◆ EXCERPTED PASSAGE
There are many additional applications of the data other than contours, but this discussion is not prolonged to include them.
The remaining part of this paper relates to structure-contour maps, or maps that might well be called strata-form maps because they portray the form of the strata. Their discussion is introduced in this paper because they are very closely related to surface-contour maps in their construction, interpretations, and uses. Such maps are in demand in coal fields, and especially in oil and artesian water fields, but are also applicable to some metalliferous areas. The methods of construction of such a map vary with conditions which are receiving consideration in some geologic magazines; therefore this paper begins with the assumption that the maps have been made.
These maps, illustrated in Fig. 1, show the structure of some distinctive stratum, such as a coal bed, oil sand, or any persistent bed. Contours are drawn on equal elevations of the bed just as surface contours are drawn through points of equal elevation of the surface. Synclines are depressions just as valleys are depressions, and anticlines are ridges in the strata just as mountains and hills are land ridges. To illustrate the relation of structure contours to topographic contours, let us suppose that we have strata folded into a syncline and an adjacent anticline, and that a definite unbroken stratum is the surface rock over both. Then the structure and surface contours are coincident if the same datum plane is used for both. Sea-level is generally used in the construction of both kinds of maps. The structure lines and topographic contour lines agree exactly. Now, if a portion of the anticline is eroded and the debris partly fills the valley without attendant crustal movement, the structure contours remain the same, but the surface contours are shifted. On the crest of the anticline the surface contours show lower elevations than the structure contours, whereas the reverse is shown in the valleys. In the construction of the map, however, the portion of the structure contour map representing the crest of the anticline is generally shown by broken lines to indicate that the bed does not actually remain and that its position has been assumed. In the adjustment of the assumed eroded surface the contours are shifted from their former position of coincidence to new ones, depending on the amount of erosion or deposition. If the syncline and anticline trend north-
south, the structure contours extend in the same direction; but if the syncline is filled so that the surface slopes to the north or south, the topographic contours extend east-west across the structure contours. The difference in elevation of any two lines at the point of intersection is the distance of the contoured strata from the surface. The depth at points between contour lines can be determined by interpolation. Thus, if a point lies midway between two surface contours, 2,100 and 2,150 elevation, its altitude is assumed to be 2,125, and if the same point is two-fifths the distance from the 1,150-ft. structure contour to the 1,200-ft. contour its elevation is assumed to be 1,170, and the depth of the bed below the surface is the difference between 1,170 and 2,125, or 955 ft. The uses of such maps are apparent and their accuracy is surprising. One such map, made by M. R. Campbell, of the U. S. Geological Survey, is published in the Masontown- Uniontown Folio, No. 82. The structure lines are drawn on 50-ft. contour intervals to indicate the position of the Pittsburg coal west of Laurel ridge, and the Upper Freeport coal east of that ridge. Diamond drilling and mining subsequent to the construction of the map have shown that the maximum error is only a few feet. Of course, it is unnecessary to point out the value of such a map to the mining engineer in studying a mining problem. Supposing he has both surface and structure-contour maps printed on one plate, as they usually are, then from the one sheet he can select the possible locations for the surface works, can infer the depth to the coal if it is a coal mine, the lowest point for drainage purposes, the slope for haulage, etc.

◆ TO-DO LIST
1) Reproduce verbatim the passage on structure-contour maps, starting at "The remaining part" and ending at "have been made.".
2) In the rows, starting at the first one and ending at the row that contains "y-tick-label: 18 <box>12 294 26 307</box>", change "series-label" to "series-name". Return only those rows, with everything else left as it is.
The passage on structure-contour maps and the rows after it are separate material.

◆ DATA SHOWN
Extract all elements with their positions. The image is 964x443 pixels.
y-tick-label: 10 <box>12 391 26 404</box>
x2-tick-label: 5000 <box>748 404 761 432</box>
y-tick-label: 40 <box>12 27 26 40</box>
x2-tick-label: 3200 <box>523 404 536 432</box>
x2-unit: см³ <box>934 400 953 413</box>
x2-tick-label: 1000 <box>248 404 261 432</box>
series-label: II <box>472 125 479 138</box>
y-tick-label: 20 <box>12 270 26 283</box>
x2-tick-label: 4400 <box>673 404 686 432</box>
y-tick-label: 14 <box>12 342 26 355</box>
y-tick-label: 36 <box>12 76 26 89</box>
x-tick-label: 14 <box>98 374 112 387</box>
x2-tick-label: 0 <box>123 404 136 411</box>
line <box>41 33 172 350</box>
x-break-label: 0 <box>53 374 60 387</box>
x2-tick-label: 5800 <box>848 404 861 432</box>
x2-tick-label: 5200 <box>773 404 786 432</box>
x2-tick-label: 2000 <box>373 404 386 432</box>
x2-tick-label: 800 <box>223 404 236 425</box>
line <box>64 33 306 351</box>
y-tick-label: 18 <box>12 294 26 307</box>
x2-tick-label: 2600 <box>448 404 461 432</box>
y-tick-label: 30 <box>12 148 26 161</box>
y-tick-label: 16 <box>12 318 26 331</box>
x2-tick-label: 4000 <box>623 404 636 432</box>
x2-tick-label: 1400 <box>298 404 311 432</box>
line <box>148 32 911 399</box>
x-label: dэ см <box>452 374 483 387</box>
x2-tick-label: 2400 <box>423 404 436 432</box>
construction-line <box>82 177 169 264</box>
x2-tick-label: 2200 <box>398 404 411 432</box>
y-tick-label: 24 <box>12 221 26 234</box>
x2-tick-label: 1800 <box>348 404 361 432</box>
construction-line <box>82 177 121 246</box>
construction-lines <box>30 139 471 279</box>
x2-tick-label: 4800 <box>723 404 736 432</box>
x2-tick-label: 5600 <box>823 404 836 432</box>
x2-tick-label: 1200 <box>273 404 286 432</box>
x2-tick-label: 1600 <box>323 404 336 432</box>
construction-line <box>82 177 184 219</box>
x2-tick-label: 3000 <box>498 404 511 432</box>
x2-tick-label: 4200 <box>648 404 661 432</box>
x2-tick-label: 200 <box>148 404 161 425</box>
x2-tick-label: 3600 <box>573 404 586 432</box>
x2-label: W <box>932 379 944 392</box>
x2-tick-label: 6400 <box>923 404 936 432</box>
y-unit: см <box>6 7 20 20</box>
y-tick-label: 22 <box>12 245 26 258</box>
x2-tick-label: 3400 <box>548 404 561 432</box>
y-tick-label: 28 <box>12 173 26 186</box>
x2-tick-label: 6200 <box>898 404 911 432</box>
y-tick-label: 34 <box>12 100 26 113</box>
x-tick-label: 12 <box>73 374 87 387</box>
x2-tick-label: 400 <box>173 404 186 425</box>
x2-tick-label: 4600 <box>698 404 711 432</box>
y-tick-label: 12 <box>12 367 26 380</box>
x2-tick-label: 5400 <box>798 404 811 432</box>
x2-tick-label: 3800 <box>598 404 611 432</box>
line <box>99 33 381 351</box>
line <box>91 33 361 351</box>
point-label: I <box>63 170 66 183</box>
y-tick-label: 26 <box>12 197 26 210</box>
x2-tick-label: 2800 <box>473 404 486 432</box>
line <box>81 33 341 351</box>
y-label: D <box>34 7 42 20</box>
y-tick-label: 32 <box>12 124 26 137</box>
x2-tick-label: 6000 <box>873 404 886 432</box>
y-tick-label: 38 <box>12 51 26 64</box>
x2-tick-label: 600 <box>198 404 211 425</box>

◆ THE SOLUTIONS
1)
The remaining part of this paper relates to structure-contour maps, or maps that might well be called strata-form maps because they portray the form of the strata. Their discussion is introduced in this paper because they are very closely related to surface-contour maps in their construction, interpretations, and uses. Such maps are in demand in coal fields, and especially in oil and artesian water fields, but are also applicable to some metalliferous areas. The methods of construction of such a map vary with conditions which are receiving consideration in some geologic magazines; therefore this paper begins with the assumption that the maps have been made.

2)
Extract all elements with their positions. The image is 964x443 pixels.
y-tick-label: 10 <box>12 391 26 404</box>
x2-tick-label: 5000 <box>748 404 761 432</box>
y-tick-label: 40 <box>12 27 26 40</box>
x2-tick-label: 3200 <box>523 404 536 432</box>
x2-unit: см³ <box>934 400 953 413</box>
x2-tick-label: 1000 <box>248 404 261 432</box>
series-name: II <box>472 125 479 138</box>
y-tick-label: 20 <box>12 270 26 283</box>
x2-tick-label: 4400 <box>673 404 686 432</box>
y-tick-label: 14 <box>12 342 26 355</box>
y-tick-label: 36 <box>12 76 26 89</box>
x-tick-label: 14 <box>98 374 112 387</box>
x2-tick-label: 0 <box>123 404 136 411</box>
line <box>41 33 172 350</box>
x-break-label: 0 <box>53 374 60 387</box>
x2-tick-label: 5800 <box>848 404 861 432</box>
x2-tick-label: 5200 <box>773 404 786 432</box>
x2-tick-label: 2000 <box>373 404 386 432</box>
x2-tick-label: 800 <box>223 404 236 425</box>
line <box>64 33 306 351</box>
y-tick-label: 18 <box>12 294 26 307</box>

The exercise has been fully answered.